Stored data
^^^^^^^^^^^^^^^^
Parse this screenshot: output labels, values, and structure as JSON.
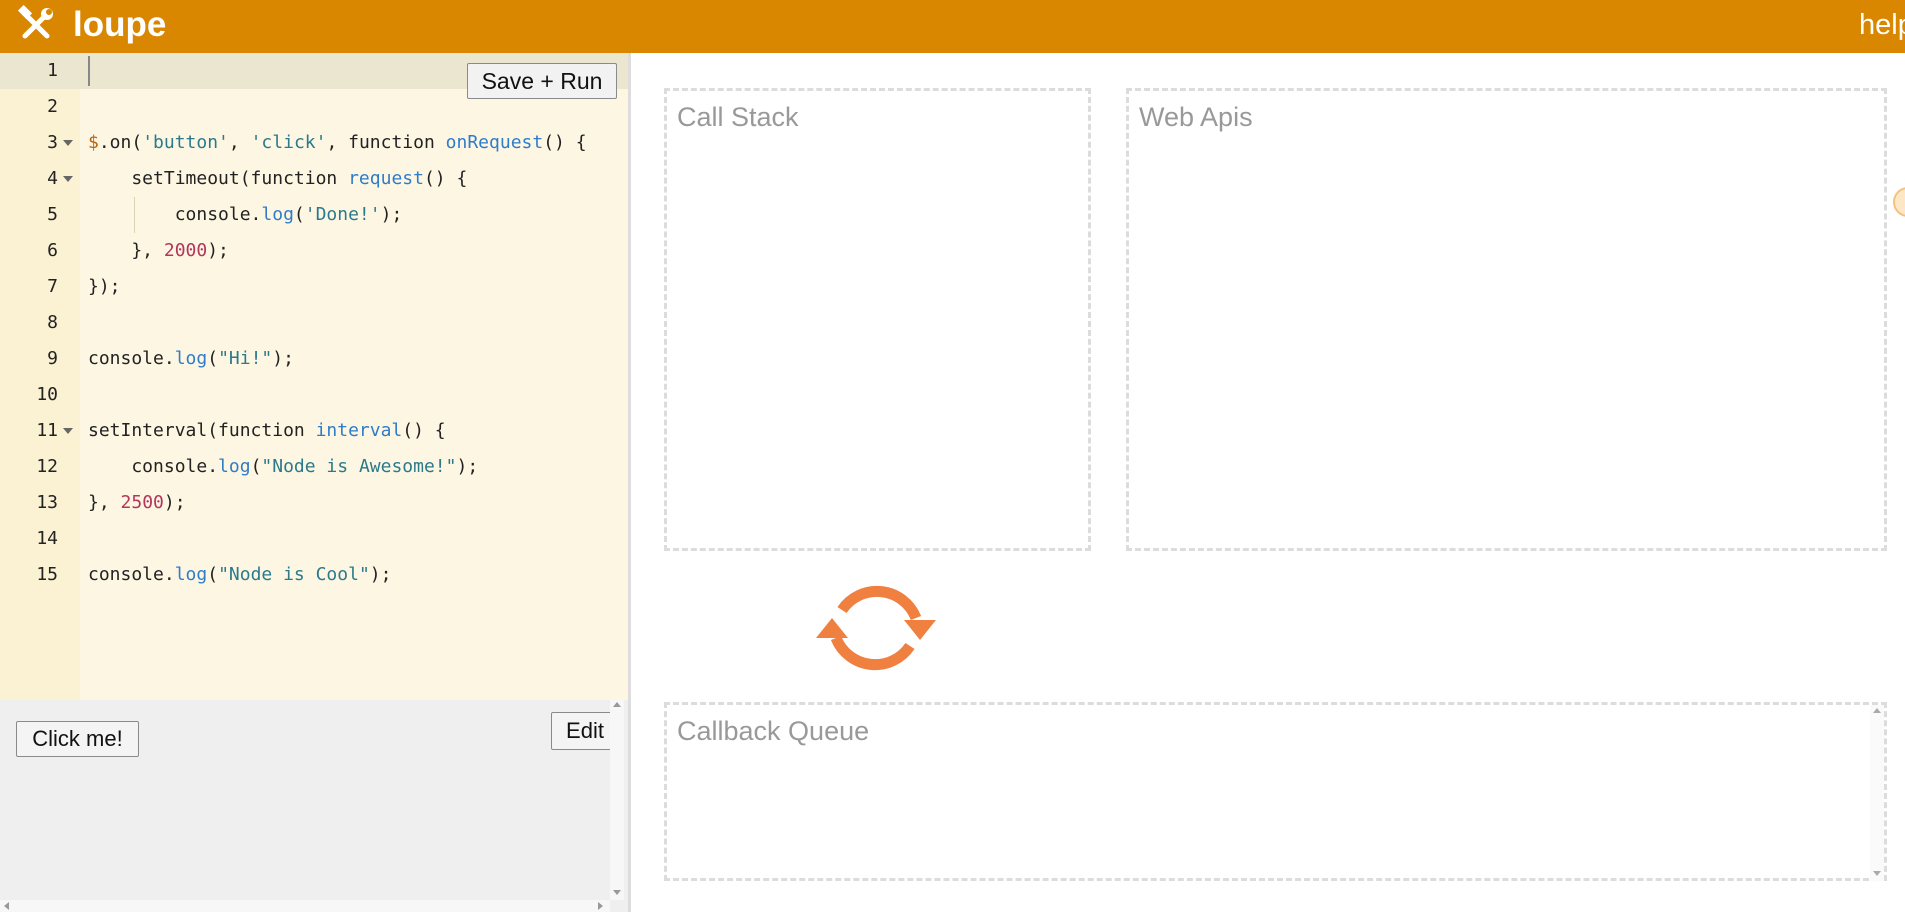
{
  "app": {
    "logo_icon": "hammer-wrench-icon",
    "name": "loupe",
    "help_label": "help",
    "topbar_color": "#d98700"
  },
  "editor": {
    "save_run_label": "Save + Run",
    "lines": [
      {
        "n": "1",
        "tokens": []
      },
      {
        "n": "2",
        "tokens": []
      },
      {
        "n": "3",
        "fold": true,
        "tokens": [
          {
            "t": "$",
            "c": "dollar"
          },
          {
            "t": ".on(",
            "c": "plain"
          },
          {
            "t": "'button'",
            "c": "str"
          },
          {
            "t": ", ",
            "c": "plain"
          },
          {
            "t": "'click'",
            "c": "str"
          },
          {
            "t": ", function ",
            "c": "plain"
          },
          {
            "t": "onRequest",
            "c": "fn"
          },
          {
            "t": "() {",
            "c": "plain"
          }
        ]
      },
      {
        "n": "4",
        "fold": true,
        "tokens": [
          {
            "t": "    setTimeout(function ",
            "c": "plain"
          },
          {
            "t": "request",
            "c": "fn"
          },
          {
            "t": "() {",
            "c": "plain"
          }
        ]
      },
      {
        "n": "5",
        "guide": true,
        "tokens": [
          {
            "t": "        console.",
            "c": "plain"
          },
          {
            "t": "log",
            "c": "fn"
          },
          {
            "t": "(",
            "c": "plain"
          },
          {
            "t": "'Done!'",
            "c": "str"
          },
          {
            "t": ");",
            "c": "plain"
          }
        ]
      },
      {
        "n": "6",
        "tokens": [
          {
            "t": "    }, ",
            "c": "plain"
          },
          {
            "t": "2000",
            "c": "num"
          },
          {
            "t": ");",
            "c": "plain"
          }
        ]
      },
      {
        "n": "7",
        "tokens": [
          {
            "t": "});",
            "c": "plain"
          }
        ]
      },
      {
        "n": "8",
        "tokens": []
      },
      {
        "n": "9",
        "tokens": [
          {
            "t": "console.",
            "c": "plain"
          },
          {
            "t": "log",
            "c": "fn"
          },
          {
            "t": "(",
            "c": "plain"
          },
          {
            "t": "\"Hi!\"",
            "c": "str"
          },
          {
            "t": ");",
            "c": "plain"
          }
        ]
      },
      {
        "n": "10",
        "tokens": []
      },
      {
        "n": "11",
        "fold": true,
        "tokens": [
          {
            "t": "setInterval(function ",
            "c": "plain"
          },
          {
            "t": "interval",
            "c": "fn"
          },
          {
            "t": "() {",
            "c": "plain"
          }
        ]
      },
      {
        "n": "12",
        "tokens": [
          {
            "t": "    console.",
            "c": "plain"
          },
          {
            "t": "log",
            "c": "fn"
          },
          {
            "t": "(",
            "c": "plain"
          },
          {
            "t": "\"Node is Awesome!\"",
            "c": "str"
          },
          {
            "t": ");",
            "c": "plain"
          }
        ]
      },
      {
        "n": "13",
        "tokens": [
          {
            "t": "}, ",
            "c": "plain"
          },
          {
            "t": "2500",
            "c": "num"
          },
          {
            "t": ");",
            "c": "plain"
          }
        ]
      },
      {
        "n": "14",
        "tokens": []
      },
      {
        "n": "15",
        "tokens": [
          {
            "t": "console.",
            "c": "plain"
          },
          {
            "t": "log",
            "c": "fn"
          },
          {
            "t": "(",
            "c": "plain"
          },
          {
            "t": "\"Node is Cool\"",
            "c": "str"
          },
          {
            "t": ");",
            "c": "plain"
          }
        ]
      }
    ]
  },
  "preview": {
    "click_me_label": "Click me!",
    "edit_label": "Edit"
  },
  "visualizer": {
    "call_stack_title": "Call Stack",
    "web_apis_title": "Web Apis",
    "callback_queue_title": "Callback Queue",
    "event_loop_icon": "refresh-cycle-icon",
    "event_loop_color": "#f08040"
  }
}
^^^^^^^^^^^^^^^^
## Instructions to follow
Repeat the data exactly in full, omitting its pictures.

## Solution to the exercise
Parse this screenshot: output labels, values, and structure as JSON.
{
  "app": {
    "logo_icon": "hammer-wrench-icon",
    "name": "loupe",
    "help_label": "help",
    "topbar_color": "#d98700"
  },
  "editor": {
    "save_run_label": "Save + Run",
    "lines": [
      {
        "n": "1",
        "tokens": []
      },
      {
        "n": "2",
        "tokens": []
      },
      {
        "n": "3",
        "fold": true,
        "tokens": [
          {
            "t": "$",
            "c": "dollar"
          },
          {
            "t": ".on(",
            "c": "plain"
          },
          {
            "t": "'button'",
            "c": "str"
          },
          {
            "t": ", ",
            "c": "plain"
          },
          {
            "t": "'click'",
            "c": "str"
          },
          {
            "t": ", function ",
            "c": "plain"
          },
          {
            "t": "onRequest",
            "c": "fn"
          },
          {
            "t": "() {",
            "c": "plain"
          }
        ]
      },
      {
        "n": "4",
        "fold": true,
        "tokens": [
          {
            "t": "    setTimeout(function ",
            "c": "plain"
          },
          {
            "t": "request",
            "c": "fn"
          },
          {
            "t": "() {",
            "c": "plain"
          }
        ]
      },
      {
        "n": "5",
        "guide": true,
        "tokens": [
          {
            "t": "        console.",
            "c": "plain"
          },
          {
            "t": "log",
            "c": "fn"
          },
          {
            "t": "(",
            "c": "plain"
          },
          {
            "t": "'Done!'",
            "c": "str"
          },
          {
            "t": ");",
            "c": "plain"
          }
        ]
      },
      {
        "n": "6",
        "tokens": [
          {
            "t": "    }, ",
            "c": "plain"
          },
          {
            "t": "2000",
            "c": "num"
          },
          {
            "t": ");",
            "c": "plain"
          }
        ]
      },
      {
        "n": "7",
        "tokens": [
          {
            "t": "});",
            "c": "plain"
          }
        ]
      },
      {
        "n": "8",
        "tokens": []
      },
      {
        "n": "9",
        "tokens": [
          {
            "t": "console.",
            "c": "plain"
          },
          {
            "t": "log",
            "c": "fn"
          },
          {
            "t": "(",
            "c": "plain"
          },
          {
            "t": "\"Hi!\"",
            "c": "str"
          },
          {
            "t": ");",
            "c": "plain"
          }
        ]
      },
      {
        "n": "10",
        "tokens": []
      },
      {
        "n": "11",
        "fold": true,
        "tokens": [
          {
            "t": "setInterval(function ",
            "c": "plain"
          },
          {
            "t": "interval",
            "c": "fn"
          },
          {
            "t": "() {",
            "c": "plain"
          }
        ]
      },
      {
        "n": "12",
        "tokens": [
          {
            "t": "    console.",
            "c": "plain"
          },
          {
            "t": "log",
            "c": "fn"
          },
          {
            "t": "(",
            "c": "plain"
          },
          {
            "t": "\"Node is Awesome!\"",
            "c": "str"
          },
          {
            "t": ");",
            "c": "plain"
          }
        ]
      },
      {
        "n": "13",
        "tokens": [
          {
            "t": "}, ",
            "c": "plain"
          },
          {
            "t": "2500",
            "c": "num"
          },
          {
            "t": ");",
            "c": "plain"
          }
        ]
      },
      {
        "n": "14",
        "tokens": []
      },
      {
        "n": "15",
        "tokens": [
          {
            "t": "console.",
            "c": "plain"
          },
          {
            "t": "log",
            "c": "fn"
          },
          {
            "t": "(",
            "c": "plain"
          },
          {
            "t": "\"Node is Cool\"",
            "c": "str"
          },
          {
            "t": ");",
            "c": "plain"
          }
        ]
      }
    ]
  },
  "preview": {
    "click_me_label": "Click me!",
    "edit_label": "Edit"
  },
  "visualizer": {
    "call_stack_title": "Call Stack",
    "web_apis_title": "Web Apis",
    "callback_queue_title": "Callback Queue",
    "event_loop_icon": "refresh-cycle-icon",
    "event_loop_color": "#f08040"
  }
}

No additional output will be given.